» Given problem
Below are records to be output exactly, every one of them.

___ Stored rows

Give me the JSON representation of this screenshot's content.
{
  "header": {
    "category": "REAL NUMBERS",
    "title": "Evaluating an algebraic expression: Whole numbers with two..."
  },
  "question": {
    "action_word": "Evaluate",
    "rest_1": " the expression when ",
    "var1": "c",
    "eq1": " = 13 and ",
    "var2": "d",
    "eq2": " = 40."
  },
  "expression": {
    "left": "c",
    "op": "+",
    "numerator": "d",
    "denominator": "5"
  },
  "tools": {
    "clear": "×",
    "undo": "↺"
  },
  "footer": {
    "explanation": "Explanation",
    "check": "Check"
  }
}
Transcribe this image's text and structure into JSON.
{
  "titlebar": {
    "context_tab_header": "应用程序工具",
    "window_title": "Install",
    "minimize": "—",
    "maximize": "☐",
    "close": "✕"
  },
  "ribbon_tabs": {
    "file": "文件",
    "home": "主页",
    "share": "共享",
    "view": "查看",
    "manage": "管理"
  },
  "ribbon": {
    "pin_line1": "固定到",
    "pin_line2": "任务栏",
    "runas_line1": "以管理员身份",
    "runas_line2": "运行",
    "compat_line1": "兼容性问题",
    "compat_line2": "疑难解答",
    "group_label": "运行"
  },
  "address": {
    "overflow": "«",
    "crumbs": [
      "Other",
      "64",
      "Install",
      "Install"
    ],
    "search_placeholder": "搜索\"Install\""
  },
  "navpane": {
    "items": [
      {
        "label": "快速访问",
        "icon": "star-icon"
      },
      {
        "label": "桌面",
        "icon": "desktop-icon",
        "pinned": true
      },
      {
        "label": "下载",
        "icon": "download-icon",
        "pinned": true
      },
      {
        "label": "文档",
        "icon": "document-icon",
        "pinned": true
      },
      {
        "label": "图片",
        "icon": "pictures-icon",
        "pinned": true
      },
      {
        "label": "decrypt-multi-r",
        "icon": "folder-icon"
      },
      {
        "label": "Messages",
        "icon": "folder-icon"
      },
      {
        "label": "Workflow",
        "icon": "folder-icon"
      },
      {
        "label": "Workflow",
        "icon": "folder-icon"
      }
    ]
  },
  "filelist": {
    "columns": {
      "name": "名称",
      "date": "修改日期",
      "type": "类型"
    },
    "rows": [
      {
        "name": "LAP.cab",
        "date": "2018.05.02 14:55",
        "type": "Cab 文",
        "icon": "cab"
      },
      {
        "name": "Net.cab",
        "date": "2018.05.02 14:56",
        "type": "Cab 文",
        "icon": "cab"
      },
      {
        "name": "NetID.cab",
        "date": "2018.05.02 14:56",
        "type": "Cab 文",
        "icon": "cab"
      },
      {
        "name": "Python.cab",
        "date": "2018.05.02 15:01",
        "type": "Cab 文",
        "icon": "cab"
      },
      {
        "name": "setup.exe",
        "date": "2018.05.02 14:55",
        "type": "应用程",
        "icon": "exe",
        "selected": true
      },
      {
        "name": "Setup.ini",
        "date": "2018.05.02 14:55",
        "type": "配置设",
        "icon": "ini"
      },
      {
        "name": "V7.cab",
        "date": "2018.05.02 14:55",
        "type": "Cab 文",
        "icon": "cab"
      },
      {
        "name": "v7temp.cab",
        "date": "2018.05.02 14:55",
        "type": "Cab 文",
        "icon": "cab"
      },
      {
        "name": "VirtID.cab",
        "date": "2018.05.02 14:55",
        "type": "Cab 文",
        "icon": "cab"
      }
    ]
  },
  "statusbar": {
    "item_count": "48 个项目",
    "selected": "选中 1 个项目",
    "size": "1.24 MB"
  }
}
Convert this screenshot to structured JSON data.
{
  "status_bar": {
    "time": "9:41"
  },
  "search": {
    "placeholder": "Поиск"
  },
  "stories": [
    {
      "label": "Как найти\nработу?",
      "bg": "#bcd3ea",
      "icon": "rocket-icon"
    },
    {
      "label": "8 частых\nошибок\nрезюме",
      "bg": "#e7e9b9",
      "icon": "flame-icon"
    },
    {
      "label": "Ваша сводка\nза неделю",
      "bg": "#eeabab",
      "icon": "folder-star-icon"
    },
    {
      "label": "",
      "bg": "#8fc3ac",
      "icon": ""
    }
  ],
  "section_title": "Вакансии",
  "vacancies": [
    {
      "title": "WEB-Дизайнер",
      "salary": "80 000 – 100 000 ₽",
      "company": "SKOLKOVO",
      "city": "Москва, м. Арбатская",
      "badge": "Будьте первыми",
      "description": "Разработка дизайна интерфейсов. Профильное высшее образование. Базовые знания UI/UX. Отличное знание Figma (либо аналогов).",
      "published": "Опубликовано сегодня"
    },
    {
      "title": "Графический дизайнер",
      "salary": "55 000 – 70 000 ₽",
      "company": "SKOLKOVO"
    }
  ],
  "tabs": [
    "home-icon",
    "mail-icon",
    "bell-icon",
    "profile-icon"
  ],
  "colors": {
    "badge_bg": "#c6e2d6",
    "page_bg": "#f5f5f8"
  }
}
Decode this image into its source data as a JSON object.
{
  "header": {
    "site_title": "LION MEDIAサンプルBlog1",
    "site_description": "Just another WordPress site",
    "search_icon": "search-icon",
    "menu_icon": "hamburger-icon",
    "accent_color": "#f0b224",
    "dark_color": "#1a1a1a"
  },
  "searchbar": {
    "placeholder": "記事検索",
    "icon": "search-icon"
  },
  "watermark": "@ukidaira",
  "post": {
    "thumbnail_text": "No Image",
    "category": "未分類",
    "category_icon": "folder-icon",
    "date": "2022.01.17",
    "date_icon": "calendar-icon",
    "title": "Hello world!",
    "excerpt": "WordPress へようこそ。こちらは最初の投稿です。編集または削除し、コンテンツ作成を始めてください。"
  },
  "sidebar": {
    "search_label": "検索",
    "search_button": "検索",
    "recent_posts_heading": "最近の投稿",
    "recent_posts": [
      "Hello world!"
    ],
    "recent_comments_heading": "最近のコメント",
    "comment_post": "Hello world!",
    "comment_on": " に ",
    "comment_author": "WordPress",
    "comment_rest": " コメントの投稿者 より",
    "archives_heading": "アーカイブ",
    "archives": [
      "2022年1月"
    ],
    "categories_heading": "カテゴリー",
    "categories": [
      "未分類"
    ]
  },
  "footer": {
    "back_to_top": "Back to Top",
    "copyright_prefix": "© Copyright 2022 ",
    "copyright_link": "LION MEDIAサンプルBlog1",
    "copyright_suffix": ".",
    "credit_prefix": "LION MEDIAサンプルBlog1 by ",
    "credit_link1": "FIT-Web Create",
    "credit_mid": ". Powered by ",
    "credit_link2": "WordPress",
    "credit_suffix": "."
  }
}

______

» Response for this exercise
Give me the JSON representation of this screenshot's content.
{
  "header": {
    "category": "REAL NUMBERS",
    "title": "Evaluating an algebraic expression: Whole numbers with two..."
  },
  "question": {
    "action_word": "Evaluate",
    "rest_1": " the expression when ",
    "var1": "c",
    "eq1": " = 13 and ",
    "var2": "d",
    "eq2": " = 40."
  },
  "expression": {
    "left": "c",
    "op": "+",
    "numerator": "d",
    "denominator": "5"
  },
  "tools": {
    "clear": "×",
    "undo": "↺"
  },
  "footer": {
    "explanation": "Explanation",
    "check": "Check"
  }
}
Transcribe this image's text and structure into JSON.
{
  "titlebar": {
    "context_tab_header": "应用程序工具",
    "window_title": "Install",
    "minimize": "—",
    "maximize": "☐",
    "close": "✕"
  },
  "ribbon_tabs": {
    "file": "文件",
    "home": "主页",
    "share": "共享",
    "view": "查看",
    "manage": "管理"
  },
  "ribbon": {
    "pin_line1": "固定到",
    "pin_line2": "任务栏",
    "runas_line1": "以管理员身份",
    "runas_line2": "运行",
    "compat_line1": "兼容性问题",
    "compat_line2": "疑难解答",
    "group_label": "运行"
  },
  "address": {
    "overflow": "«",
    "crumbs": [
      "Other",
      "64",
      "Install",
      "Install"
    ],
    "search_placeholder": "搜索\"Install\""
  },
  "navpane": {
    "items": [
      {
        "label": "快速访问",
        "icon": "star-icon"
      },
      {
        "label": "桌面",
        "icon": "desktop-icon",
        "pinned": true
      },
      {
        "label": "下载",
        "icon": "download-icon",
        "pinned": true
      },
      {
        "label": "文档",
        "icon": "document-icon",
        "pinned": true
      },
      {
        "label": "图片",
        "icon": "pictures-icon",
        "pinned": true
      },
      {
        "label": "decrypt-multi-r",
        "icon": "folder-icon"
      },
      {
        "label": "Messages",
        "icon": "folder-icon"
      },
      {
        "label": "Workflow",
        "icon": "folder-icon"
      },
      {
        "label": "Workflow",
        "icon": "folder-icon"
      }
    ]
  },
  "filelist": {
    "columns": {
      "name": "名称",
      "date": "修改日期",
      "type": "类型"
    },
    "rows": [
      {
        "name": "LAP.cab",
        "date": "2018.05.02 14:55",
        "type": "Cab 文",
        "icon": "cab"
      },
      {
        "name": "Net.cab",
        "date": "2018.05.02 14:56",
        "type": "Cab 文",
        "icon": "cab"
      },
      {
        "name": "NetID.cab",
        "date": "2018.05.02 14:56",
        "type": "Cab 文",
        "icon": "cab"
      },
      {
        "name": "Python.cab",
        "date": "2018.05.02 15:01",
        "type": "Cab 文",
        "icon": "cab"
      },
      {
        "name": "setup.exe",
        "date": "2018.05.02 14:55",
        "type": "应用程",
        "icon": "exe",
        "selected": true
      },
      {
        "name": "Setup.ini",
        "date": "2018.05.02 14:55",
        "type": "配置设",
        "icon": "ini"
      },
      {
        "name": "V7.cab",
        "date": "2018.05.02 14:55",
        "type": "Cab 文",
        "icon": "cab"
      },
      {
        "name": "v7temp.cab",
        "date": "2018.05.02 14:55",
        "type": "Cab 文",
        "icon": "cab"
      },
      {
        "name": "VirtID.cab",
        "date": "2018.05.02 14:55",
        "type": "Cab 文",
        "icon": "cab"
      }
    ]
  },
  "statusbar": {
    "item_count": "48 个项目",
    "selected": "选中 1 个项目",
    "size": "1.24 MB"
  }
}
Convert this screenshot to structured JSON data.
{
  "status_bar": {
    "time": "9:41"
  },
  "search": {
    "placeholder": "Поиск"
  },
  "stories": [
    {
      "label": "Как найти\nработу?",
      "bg": "#bcd3ea",
      "icon": "rocket-icon"
    },
    {
      "label": "8 частых\nошибок\nрезюме",
      "bg": "#e7e9b9",
      "icon": "flame-icon"
    },
    {
      "label": "Ваша сводка\nза неделю",
      "bg": "#eeabab",
      "icon": "folder-star-icon"
    },
    {
      "label": "",
      "bg": "#8fc3ac",
      "icon": ""
    }
  ],
  "section_title": "Вакансии",
  "vacancies": [
    {
      "title": "WEB-Дизайнер",
      "salary": "80 000 – 100 000 ₽",
      "company": "SKOLKOVO",
      "city": "Москва, м. Арбатская",
      "badge": "Будьте первыми",
      "description": "Разработка дизайна интерфейсов. Профильное высшее образование. Базовые знания UI/UX. Отличное знание Figma (либо аналогов).",
      "published": "Опубликовано сегодня"
    },
    {
      "title": "Графический дизайнер",
      "salary": "55 000 – 70 000 ₽",
      "company": "SKOLKOVO"
    }
  ],
  "tabs": [
    "home-icon",
    "mail-icon",
    "bell-icon",
    "profile-icon"
  ],
  "colors": {
    "badge_bg": "#c6e2d6",
    "page_bg": "#f5f5f8"
  }
}
Decode this image into its source data as a JSON object.
{
  "header": {
    "site_title": "LION MEDIAサンプルBlog1",
    "site_description": "Just another WordPress site",
    "search_icon": "search-icon",
    "menu_icon": "hamburger-icon",
    "accent_color": "#f0b224",
    "dark_color": "#1a1a1a"
  },
  "searchbar": {
    "placeholder": "記事検索",
    "icon": "search-icon"
  },
  "watermark": "@ukidaira",
  "post": {
    "thumbnail_text": "No Image",
    "category": "未分類",
    "category_icon": "folder-icon",
    "date": "2022.01.17",
    "date_icon": "calendar-icon",
    "title": "Hello world!",
    "excerpt": "WordPress へようこそ。こちらは最初の投稿です。編集または削除し、コンテンツ作成を始めてください。"
  },
  "sidebar": {
    "search_label": "検索",
    "search_button": "検索",
    "recent_posts_heading": "最近の投稿",
    "recent_posts": [
      "Hello world!"
    ],
    "recent_comments_heading": "最近のコメント",
    "comment_post": "Hello world!",
    "comment_on": " に ",
    "comment_author": "WordPress",
    "comment_rest": " コメントの投稿者 より",
    "archives_heading": "アーカイブ",
    "archives": [
      "2022年1月"
    ],
    "categories_heading": "カテゴリー",
    "categories": [
      "未分類"
    ]
  },
  "footer": {
    "back_to_top": "Back to Top",
    "copyright_prefix": "© Copyright 2022 ",
    "copyright_link": "LION MEDIAサンプルBlog1",
    "copyright_suffix": ".",
    "credit_prefix": "LION MEDIAサンプルBlog1 by ",
    "credit_link1": "FIT-Web Create",
    "credit_mid": ". Powered by ",
    "credit_link2": "WordPress",
    "credit_suffix": "."
  }
}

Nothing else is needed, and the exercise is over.